Extracted data entries >>
========

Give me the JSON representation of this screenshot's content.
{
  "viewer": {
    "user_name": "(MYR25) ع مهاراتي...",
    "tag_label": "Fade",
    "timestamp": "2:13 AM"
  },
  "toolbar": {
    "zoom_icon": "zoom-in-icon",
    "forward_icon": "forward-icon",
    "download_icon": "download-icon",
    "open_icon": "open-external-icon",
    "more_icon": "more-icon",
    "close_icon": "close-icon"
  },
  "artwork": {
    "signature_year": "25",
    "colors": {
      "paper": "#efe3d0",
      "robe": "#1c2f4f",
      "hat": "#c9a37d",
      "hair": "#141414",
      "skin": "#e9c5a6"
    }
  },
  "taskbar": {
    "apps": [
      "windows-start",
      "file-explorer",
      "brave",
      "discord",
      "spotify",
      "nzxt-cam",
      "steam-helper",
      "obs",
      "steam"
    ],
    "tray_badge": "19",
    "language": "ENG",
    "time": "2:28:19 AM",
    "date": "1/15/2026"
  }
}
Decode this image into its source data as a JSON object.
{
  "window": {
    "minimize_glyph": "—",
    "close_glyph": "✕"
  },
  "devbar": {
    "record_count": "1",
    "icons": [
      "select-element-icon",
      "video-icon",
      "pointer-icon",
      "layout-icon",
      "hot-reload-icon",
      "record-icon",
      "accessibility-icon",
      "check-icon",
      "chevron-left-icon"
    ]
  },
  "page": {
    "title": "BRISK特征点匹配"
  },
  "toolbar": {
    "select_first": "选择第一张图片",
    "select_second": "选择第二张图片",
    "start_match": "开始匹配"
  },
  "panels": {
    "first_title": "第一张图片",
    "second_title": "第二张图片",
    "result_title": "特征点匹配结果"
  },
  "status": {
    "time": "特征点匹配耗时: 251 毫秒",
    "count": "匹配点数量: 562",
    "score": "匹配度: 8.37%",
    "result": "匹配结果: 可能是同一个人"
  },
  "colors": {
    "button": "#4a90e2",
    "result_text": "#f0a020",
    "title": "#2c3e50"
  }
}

========

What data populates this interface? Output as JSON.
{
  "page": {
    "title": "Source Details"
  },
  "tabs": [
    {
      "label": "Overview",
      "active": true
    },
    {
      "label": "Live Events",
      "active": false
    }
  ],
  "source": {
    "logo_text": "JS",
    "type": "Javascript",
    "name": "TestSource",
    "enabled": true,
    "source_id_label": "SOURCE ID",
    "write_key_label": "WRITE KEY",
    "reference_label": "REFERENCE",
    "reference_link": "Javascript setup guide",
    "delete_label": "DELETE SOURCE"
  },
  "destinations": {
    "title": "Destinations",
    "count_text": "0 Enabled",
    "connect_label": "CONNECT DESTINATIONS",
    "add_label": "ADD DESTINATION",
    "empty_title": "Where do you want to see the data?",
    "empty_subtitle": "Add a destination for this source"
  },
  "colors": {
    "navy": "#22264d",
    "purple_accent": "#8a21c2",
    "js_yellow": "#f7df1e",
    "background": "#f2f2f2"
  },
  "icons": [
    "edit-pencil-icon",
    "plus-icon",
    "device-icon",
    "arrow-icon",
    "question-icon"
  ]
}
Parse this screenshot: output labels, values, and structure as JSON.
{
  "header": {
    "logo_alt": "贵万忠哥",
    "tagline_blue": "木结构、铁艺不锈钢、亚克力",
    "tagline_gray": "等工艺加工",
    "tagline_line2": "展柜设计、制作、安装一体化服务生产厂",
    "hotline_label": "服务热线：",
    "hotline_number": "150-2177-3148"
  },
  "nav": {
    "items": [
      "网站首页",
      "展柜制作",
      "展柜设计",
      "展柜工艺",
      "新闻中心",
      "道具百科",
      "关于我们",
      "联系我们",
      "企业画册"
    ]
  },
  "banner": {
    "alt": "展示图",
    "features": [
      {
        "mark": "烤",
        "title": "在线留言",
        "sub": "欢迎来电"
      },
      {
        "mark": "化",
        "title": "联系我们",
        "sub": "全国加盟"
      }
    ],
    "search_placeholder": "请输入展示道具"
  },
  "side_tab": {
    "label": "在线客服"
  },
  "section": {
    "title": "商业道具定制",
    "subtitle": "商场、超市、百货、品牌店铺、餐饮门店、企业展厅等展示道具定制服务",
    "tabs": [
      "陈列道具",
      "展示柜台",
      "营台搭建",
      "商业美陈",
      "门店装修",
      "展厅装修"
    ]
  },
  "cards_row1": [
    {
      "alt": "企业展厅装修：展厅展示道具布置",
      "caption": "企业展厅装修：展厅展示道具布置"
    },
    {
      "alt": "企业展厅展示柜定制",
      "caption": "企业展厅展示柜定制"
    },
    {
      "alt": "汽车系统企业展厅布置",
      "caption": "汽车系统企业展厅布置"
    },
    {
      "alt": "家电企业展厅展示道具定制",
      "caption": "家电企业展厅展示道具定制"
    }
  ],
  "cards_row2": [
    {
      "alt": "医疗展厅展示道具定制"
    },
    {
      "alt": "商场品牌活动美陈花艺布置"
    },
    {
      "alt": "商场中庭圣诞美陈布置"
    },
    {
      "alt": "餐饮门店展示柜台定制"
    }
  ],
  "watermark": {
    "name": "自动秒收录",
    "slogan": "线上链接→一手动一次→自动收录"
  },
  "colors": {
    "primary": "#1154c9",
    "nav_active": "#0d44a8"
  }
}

========

The request >> In the entries above, count every line containing the word "Javascript". Write only the total.

Result for this task >> 2